- [DATA SHOWN]:

------------

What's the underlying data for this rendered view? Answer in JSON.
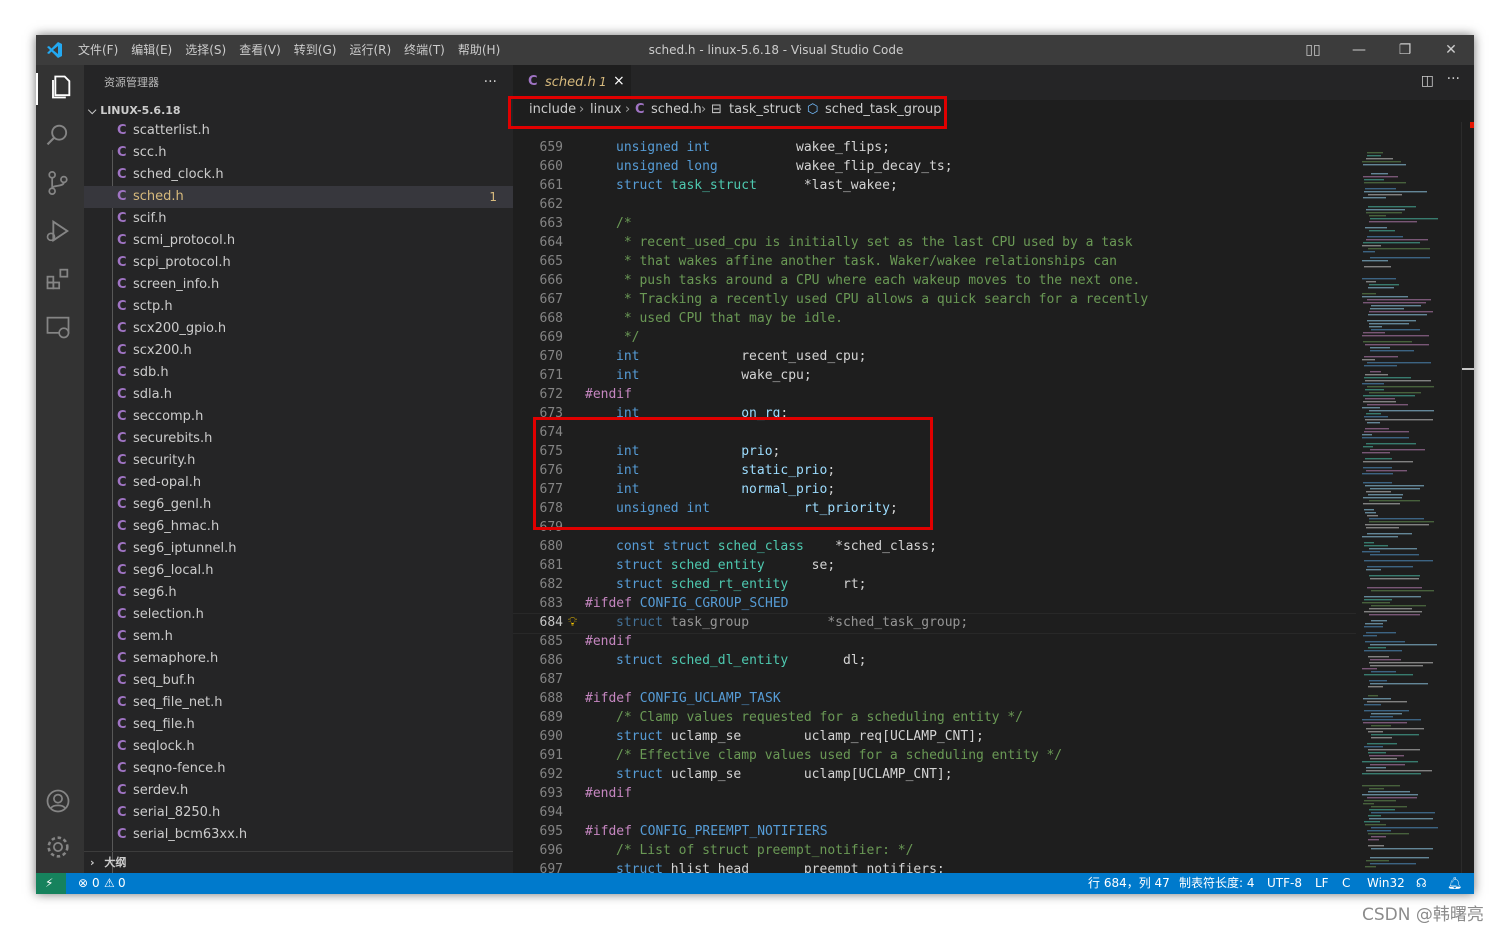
{
  "titlebar": {
    "menu": [
      "文件(F)",
      "编辑(E)",
      "选择(S)",
      "查看(V)",
      "转到(G)",
      "运行(R)",
      "终端(T)",
      "帮助(H)"
    ],
    "window_title": "sched.h - linux-5.6.18 - Visual Studio Code"
  },
  "sidebar": {
    "title": "资源管理器",
    "more": "···",
    "root": "LINUX-5.6.18",
    "outline": "大纲",
    "active_badge": "1",
    "files": [
      "scatterlist.h",
      "scc.h",
      "sched_clock.h",
      "sched.h",
      "scif.h",
      "scmi_protocol.h",
      "scpi_protocol.h",
      "screen_info.h",
      "sctp.h",
      "scx200_gpio.h",
      "scx200.h",
      "sdb.h",
      "sdla.h",
      "seccomp.h",
      "securebits.h",
      "security.h",
      "sed-opal.h",
      "seg6_genl.h",
      "seg6_hmac.h",
      "seg6_iptunnel.h",
      "seg6_local.h",
      "seg6.h",
      "selection.h",
      "sem.h",
      "semaphore.h",
      "seq_buf.h",
      "seq_file_net.h",
      "seq_file.h",
      "seqlock.h",
      "seqno-fence.h",
      "serdev.h",
      "serial_8250.h",
      "serial_bcm63xx.h"
    ],
    "file_letter": "C"
  },
  "tab": {
    "letter": "C",
    "title": "sched.h",
    "modified": "1",
    "close": "×"
  },
  "breadcrumb": [
    "include",
    "linux",
    "sched.h",
    "task_struct",
    "sched_task_group"
  ],
  "editor": {
    "current_line": 684,
    "lines": [
      {
        "n": 659,
        "t": [
          [
            "kw",
            "unsigned int"
          ],
          [
            "",
            "           wakee_flips;"
          ]
        ]
      },
      {
        "n": 660,
        "t": [
          [
            "kw",
            "unsigned long"
          ],
          [
            "",
            "          wakee_flip_decay_ts;"
          ]
        ]
      },
      {
        "n": 661,
        "t": [
          [
            "kw",
            "struct"
          ],
          [
            "",
            " "
          ],
          [
            "ty",
            "task_struct"
          ],
          [
            "",
            "      *last_wakee;"
          ]
        ]
      },
      {
        "n": 662,
        "t": []
      },
      {
        "n": 663,
        "t": [
          [
            "cm",
            "/*"
          ]
        ]
      },
      {
        "n": 664,
        "t": [
          [
            "cm",
            " * recent_used_cpu is initially set as the last CPU used by a task"
          ]
        ]
      },
      {
        "n": 665,
        "t": [
          [
            "cm",
            " * that wakes affine another task. Waker/wakee relationships can"
          ]
        ]
      },
      {
        "n": 666,
        "t": [
          [
            "cm",
            " * push tasks around a CPU where each wakeup moves to the next one."
          ]
        ]
      },
      {
        "n": 667,
        "t": [
          [
            "cm",
            " * Tracking a recently used CPU allows a quick search for a recently"
          ]
        ]
      },
      {
        "n": 668,
        "t": [
          [
            "cm",
            " * used CPU that may be idle."
          ]
        ]
      },
      {
        "n": 669,
        "t": [
          [
            "cm",
            " */"
          ]
        ]
      },
      {
        "n": 670,
        "t": [
          [
            "kw",
            "int"
          ],
          [
            "",
            "             recent_used_cpu;"
          ]
        ]
      },
      {
        "n": 671,
        "t": [
          [
            "kw",
            "int"
          ],
          [
            "",
            "             wake_cpu;"
          ]
        ]
      },
      {
        "n": 672,
        "pre": true,
        "t": [
          [
            "pp",
            "#endif"
          ]
        ]
      },
      {
        "n": 673,
        "t": [
          [
            "kw",
            "int"
          ],
          [
            "",
            "             "
          ],
          [
            "var",
            "on_rq"
          ],
          [
            "",
            ";"
          ]
        ]
      },
      {
        "n": 674,
        "t": []
      },
      {
        "n": 675,
        "t": [
          [
            "kw",
            "int"
          ],
          [
            "",
            "             "
          ],
          [
            "var",
            "prio"
          ],
          [
            "",
            ";"
          ]
        ]
      },
      {
        "n": 676,
        "t": [
          [
            "kw",
            "int"
          ],
          [
            "",
            "             "
          ],
          [
            "var",
            "static_prio"
          ],
          [
            "",
            ";"
          ]
        ]
      },
      {
        "n": 677,
        "t": [
          [
            "kw",
            "int"
          ],
          [
            "",
            "             "
          ],
          [
            "var",
            "normal_prio"
          ],
          [
            "",
            ";"
          ]
        ]
      },
      {
        "n": 678,
        "t": [
          [
            "kw",
            "unsigned int"
          ],
          [
            "",
            "            "
          ],
          [
            "var",
            "rt_priority"
          ],
          [
            "",
            ";"
          ]
        ]
      },
      {
        "n": 679,
        "t": []
      },
      {
        "n": 680,
        "t": [
          [
            "kw",
            "const struct"
          ],
          [
            "",
            " "
          ],
          [
            "ty",
            "sched_class"
          ],
          [
            "",
            "    *sched_class;"
          ]
        ]
      },
      {
        "n": 681,
        "t": [
          [
            "kw",
            "struct"
          ],
          [
            "",
            " "
          ],
          [
            "ty",
            "sched_entity"
          ],
          [
            "",
            "      se;"
          ]
        ]
      },
      {
        "n": 682,
        "t": [
          [
            "kw",
            "struct"
          ],
          [
            "",
            " "
          ],
          [
            "ty",
            "sched_rt_entity"
          ],
          [
            "",
            "       rt;"
          ]
        ]
      },
      {
        "n": 683,
        "pre": true,
        "t": [
          [
            "pp",
            "#ifdef"
          ],
          [
            "",
            " "
          ],
          [
            "mac",
            "CONFIG_CGROUP_SCHED"
          ]
        ]
      },
      {
        "n": 684,
        "dim": true,
        "t": [
          [
            "kw",
            "struct"
          ],
          [
            "",
            " "
          ],
          [
            "",
            "task_group          *sched_task_group;"
          ]
        ]
      },
      {
        "n": 685,
        "pre": true,
        "t": [
          [
            "pp",
            "#endif"
          ]
        ]
      },
      {
        "n": 686,
        "t": [
          [
            "kw",
            "struct"
          ],
          [
            "",
            " "
          ],
          [
            "ty",
            "sched_dl_entity"
          ],
          [
            "",
            "       dl;"
          ]
        ]
      },
      {
        "n": 687,
        "t": []
      },
      {
        "n": 688,
        "pre": true,
        "t": [
          [
            "pp",
            "#ifdef"
          ],
          [
            "",
            " "
          ],
          [
            "mac",
            "CONFIG_UCLAMP_TASK"
          ]
        ]
      },
      {
        "n": 689,
        "t": [
          [
            "cm",
            "/* Clamp values requested for a scheduling entity */"
          ]
        ]
      },
      {
        "n": 690,
        "t": [
          [
            "kw",
            "struct"
          ],
          [
            "",
            " uclamp_se        uclamp_req[UCLAMP_CNT];"
          ]
        ]
      },
      {
        "n": 691,
        "t": [
          [
            "cm",
            "/* Effective clamp values used for a scheduling entity */"
          ]
        ]
      },
      {
        "n": 692,
        "t": [
          [
            "kw",
            "struct"
          ],
          [
            "",
            " uclamp_se        uclamp[UCLAMP_CNT];"
          ]
        ]
      },
      {
        "n": 693,
        "pre": true,
        "t": [
          [
            "pp",
            "#endif"
          ]
        ]
      },
      {
        "n": 694,
        "t": []
      },
      {
        "n": 695,
        "pre": true,
        "t": [
          [
            "pp",
            "#ifdef"
          ],
          [
            "",
            " "
          ],
          [
            "mac",
            "CONFIG_PREEMPT_NOTIFIERS"
          ]
        ]
      },
      {
        "n": 696,
        "t": [
          [
            "cm",
            "/* List of struct preempt_notifier: */"
          ]
        ]
      },
      {
        "n": 697,
        "t": [
          [
            "kw",
            "struct"
          ],
          [
            "",
            " hlist_head       preempt_notifiers;"
          ]
        ]
      }
    ]
  },
  "statusbar": {
    "errors": "0",
    "warnings": "0",
    "position": "行 684，列 47",
    "indent": "制表符长度: 4",
    "encoding": "UTF-8",
    "eol": "LF",
    "language": "C",
    "platform": "Win32"
  },
  "watermark": "CSDN @韩曙亮"
}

------------

- [WHAT IS BEING ASKED]: Copy every line of the listing containing the string "that".

- [OUTPUT FOR THIS TASK]:
            " * that wakes affine another task. Waker/wakee relationships can"
            " * used CPU that may be idle."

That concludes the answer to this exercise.